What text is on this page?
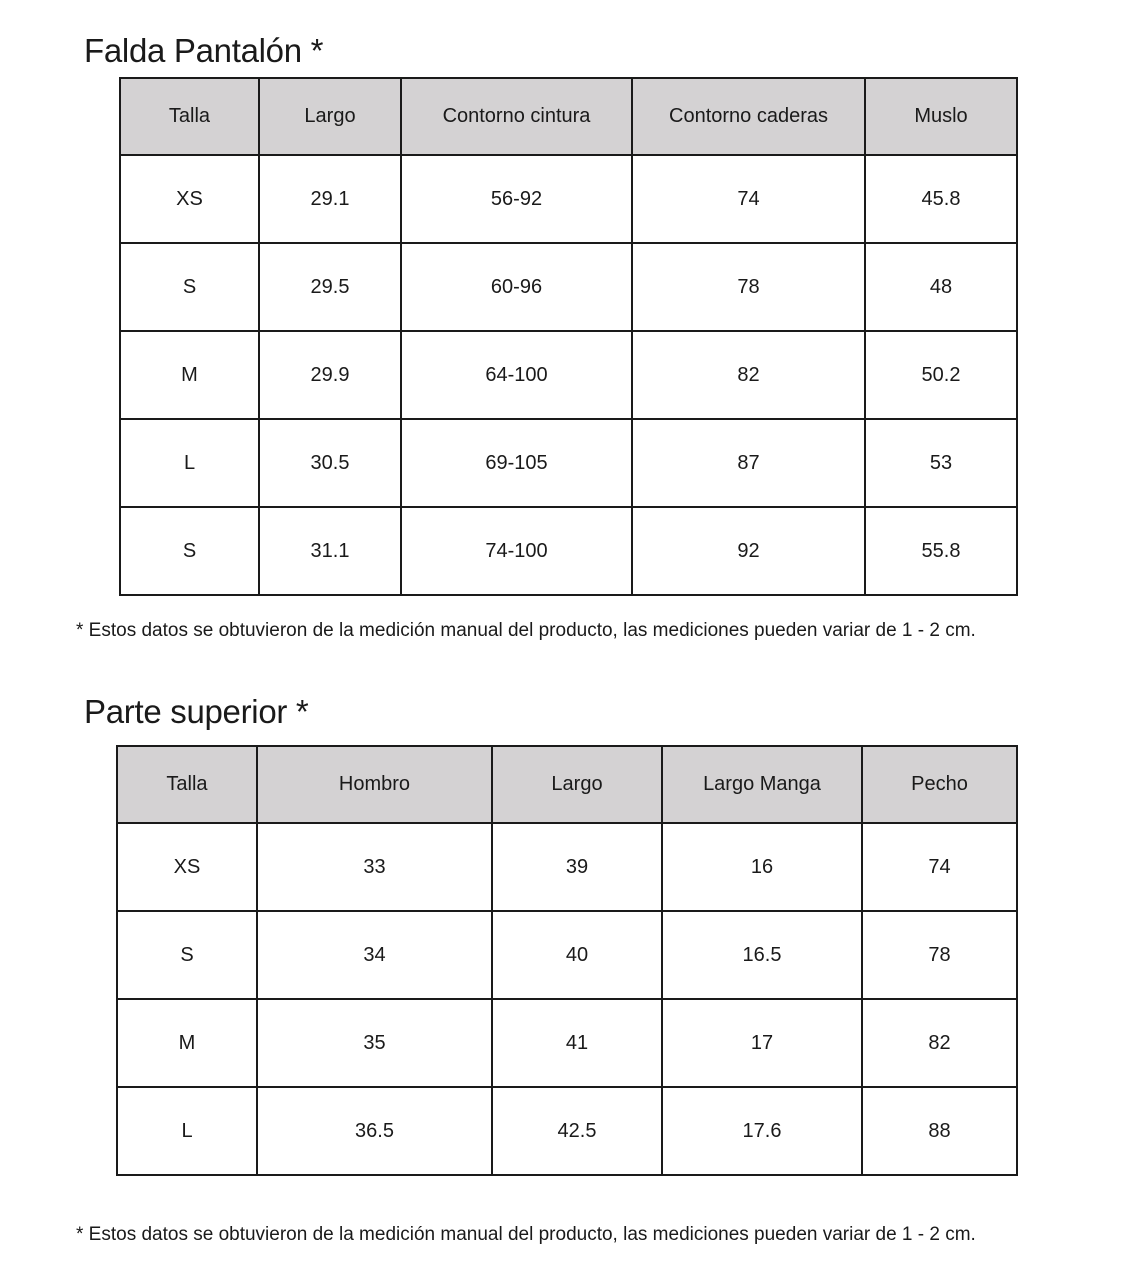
Falda Pantalón *
Talla	Largo	Contorno cintura	Contorno caderas	Muslo
XS	29.1	56-92	74	45.8
S	29.5	60-96	78	48
M	29.9	64-100	82	50.2
L	30.5	69-105	87	53
S	31.1	74-100	92	55.8

* Estos datos se obtuvieron de la medición manual del producto, las mediciones pueden variar de 1 - 2 cm.

Parte superior *
Talla	Hombro	Largo	Largo Manga	Pecho
XS	33	39	16	74
S	34	40	16.5	78
M	35	41	17	82
L	36.5	42.5	17.6	88

* Estos datos se obtuvieron de la medición manual del producto, las mediciones pueden variar de 1 - 2 cm.
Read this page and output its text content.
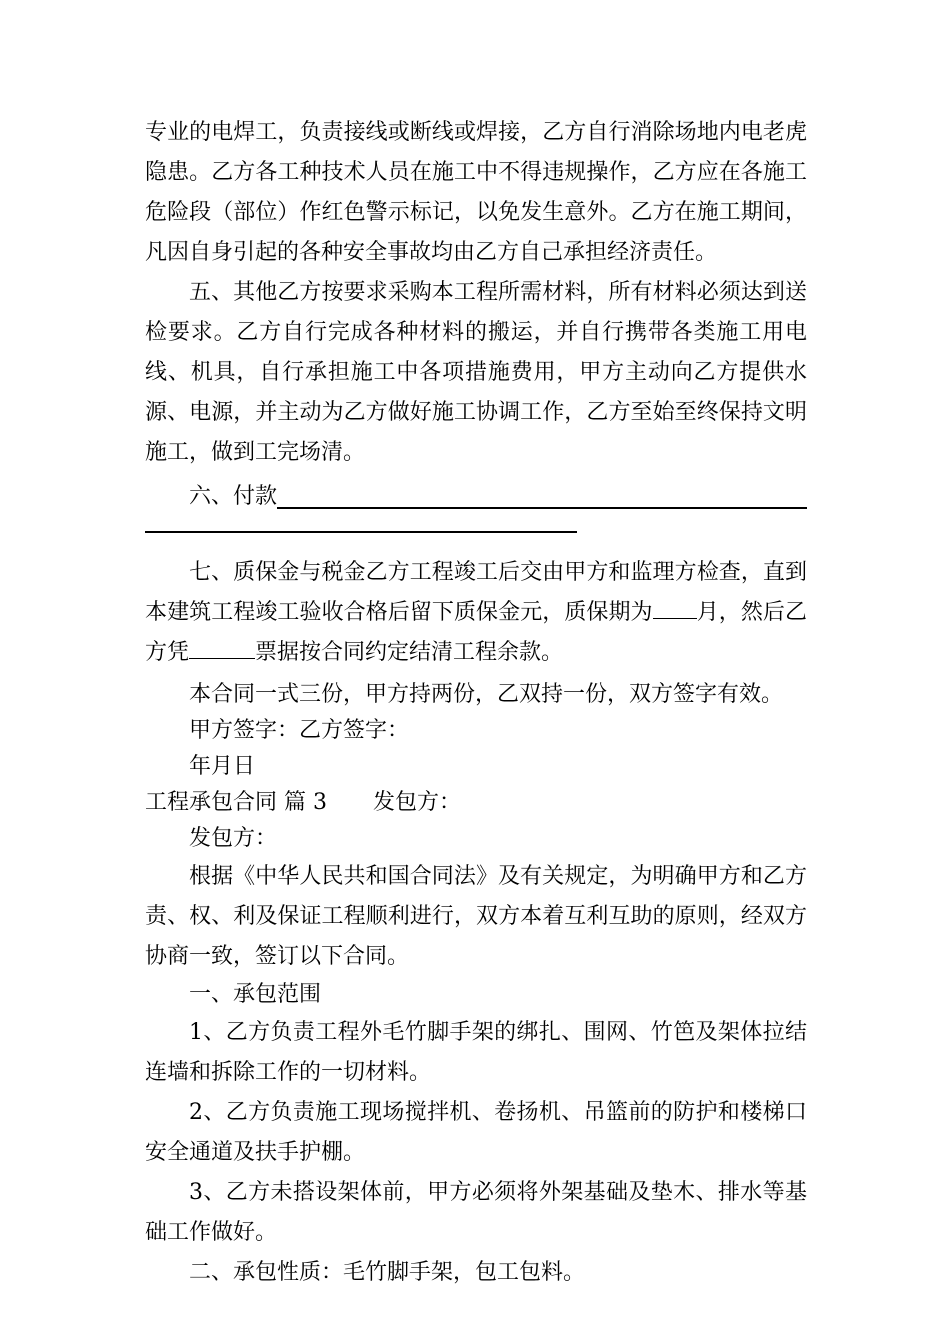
专业的电焊工，负责接线或断线或焊接，乙方自行消除场地内电老虎隐患。乙方各工种技术人员在施工中不得违规操作，乙方应在各施工危险段（部位）作红色警示标记，以免发生意外。乙方在施工期间，凡因自身引起的各种安全事故均由乙方自己承担经济责任。

五、其他乙方按要求采购本工程所需材料，所有材料必须达到送检要求。乙方自行完成各种材料的搬运，并自行携带各类施工用电线、机具，自行承担施工中各项措施费用，甲方主动向乙方提供水源、电源，并主动为乙方做好施工协调工作，乙方至始至终保持文明施工，做到工完场清。

六、付款

七、质保金与税金乙方工程竣工后交由甲方和监理方检查，直到本建筑工程竣工验收合格后留下质保金元，质保期为 月，然后乙方凭	票据按合同约定结清工程余款。

本合同一式三份，甲方持两份，乙双持一份，双方签字有效。

甲方签字：乙方签字：

年月日

工程承包合同 篇 3 发包方：

发包方：

根据《中华人民共和国合同法》及有关规定，为明确甲方和乙方责、权、利及保证工程顺利进行，双方本着互利互助的原则，经双方协商一致，签订以下合同。

一、承包范围

1、乙方负责工程外毛竹脚手架的绑扎、围网、竹笆及架体拉结连墙和拆除工作的一切材料。

2、乙方负责施工现场搅拌机、卷扬机、吊篮前的防护和楼梯口安全通道及扶手护棚。

3、乙方未搭设架体前，甲方必须将外架基础及垫木、排水等基础工作做好。

二、承包性质：毛竹脚手架，包工包料。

════════════════════

- _EXERCISE TASK_
List each line of the entries that holds the string "this".

- _EXPECTED OUTPUT_
What text is on this page?
Read this page and output its text content.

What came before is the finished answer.